■ **Consigne 1**
D'après le texte sur le fossé social entre écoles privées et publiques à Paris, de quel pourcentage le nombre de naissances a-t-il diminué à Paris entre 2010 et 2023 ?

■ **Texte source**
▼
Un tournant historique: une menace de séparatisme social entre l’école privée et publique

Paris se situe à un tournant : un fossé social se creuse entre l’école publique et l’école privée explique Julien Grenet. Les dynamiques de ségrégation s’amplifient, notamment avec la baisse démographique que connaît la capitale. Si au niveau national, les chiffres des élèves inscrits dans le privé sont stables et presque deux fois moins importants qu’à Paris, la part du privé augmente chaque année à Paris. Les statistiques montrent également de manière incontestable que la séparation est sociale entre écoles privées et écoles publiques : la composition sociale des écoles privées est très favorisée à Paris. Beaucoup n’accueillent aucun élève défavorisé, et les écoles privées sous contrat comptent en moyenne 3% d’élèves issus de familles socialement défavorisées contre 24% dans les écoles publiques.

La baisse démographique: un accélérateur de séparatisme social dans l’école publique

Entre 2010 et 2023, le nombre de naissance a diminué de 31% à Paris. Cette baisse démographique a des effets directs sur le nombre d’élèves parisiens. En comparant le nombre des naissances avec le nombre d’élèves inscrits en CP

six ans plus tard, le chercheur souligne que depuis 2016, le nombre des effectifs inscrits en CP a diminué de 22%, répartis de manière très inégale entre le secteur privé et public puisque les écoles publiques absorbent quasiment la majorité de la baisse démographique avec une baisse de 16% en CP. La baisse des effectifs, conséquente de la baisse démographique, pèse quasi intégralement dans l’enseignement public. Avec un nombre stable des effectifs dans le privé, la part du nombre d’élèves scolarisée dans les établissements privés augmente d’un point de pourcentage chaque année.
▲
(Listes des régions d'éléments)
▼
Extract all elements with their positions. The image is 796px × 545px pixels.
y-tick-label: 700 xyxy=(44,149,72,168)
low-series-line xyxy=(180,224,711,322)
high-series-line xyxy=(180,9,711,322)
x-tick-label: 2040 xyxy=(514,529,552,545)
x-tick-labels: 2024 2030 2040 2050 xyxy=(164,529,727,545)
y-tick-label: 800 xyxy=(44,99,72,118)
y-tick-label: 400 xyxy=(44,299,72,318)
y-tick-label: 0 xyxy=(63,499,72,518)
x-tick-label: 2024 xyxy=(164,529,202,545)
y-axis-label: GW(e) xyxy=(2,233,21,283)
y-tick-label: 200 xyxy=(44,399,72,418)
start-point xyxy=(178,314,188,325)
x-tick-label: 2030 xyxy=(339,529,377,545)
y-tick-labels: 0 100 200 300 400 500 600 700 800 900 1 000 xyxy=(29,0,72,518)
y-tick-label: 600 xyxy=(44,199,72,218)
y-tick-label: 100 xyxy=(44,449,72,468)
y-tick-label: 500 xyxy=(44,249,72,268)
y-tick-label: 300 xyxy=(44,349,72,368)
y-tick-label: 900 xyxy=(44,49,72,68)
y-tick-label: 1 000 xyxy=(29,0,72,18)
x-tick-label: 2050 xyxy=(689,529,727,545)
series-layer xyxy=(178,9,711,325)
▲
■ **Consigne 2**
Recopiez sans rien changer les lignes du listing, depuis son début jusqu'à la ligne contenant "y-tick-label: 0 xyxy=(63,499,72,518)", celle-ci comprise.

■ **Corrigé 1**
Le nombre de naissances a diminué de 31 % à Paris entre 2010 et 2023.

■ **Corrigé 2**
Extract all elements with their positions. The image is 796px × 545px pixels.
y-tick-label: 700 xyxy=(44,149,72,168)
low-series-line xyxy=(180,224,711,322)
high-series-line xyxy=(180,9,711,322)
x-tick-label: 2040 xyxy=(514,529,552,545)
x-tick-labels: 2024 2030 2040 2050 xyxy=(164,529,727,545)
y-tick-label: 800 xyxy=(44,99,72,118)
y-tick-label: 400 xyxy=(44,299,72,318)
y-tick-label: 0 xyxy=(63,499,72,518)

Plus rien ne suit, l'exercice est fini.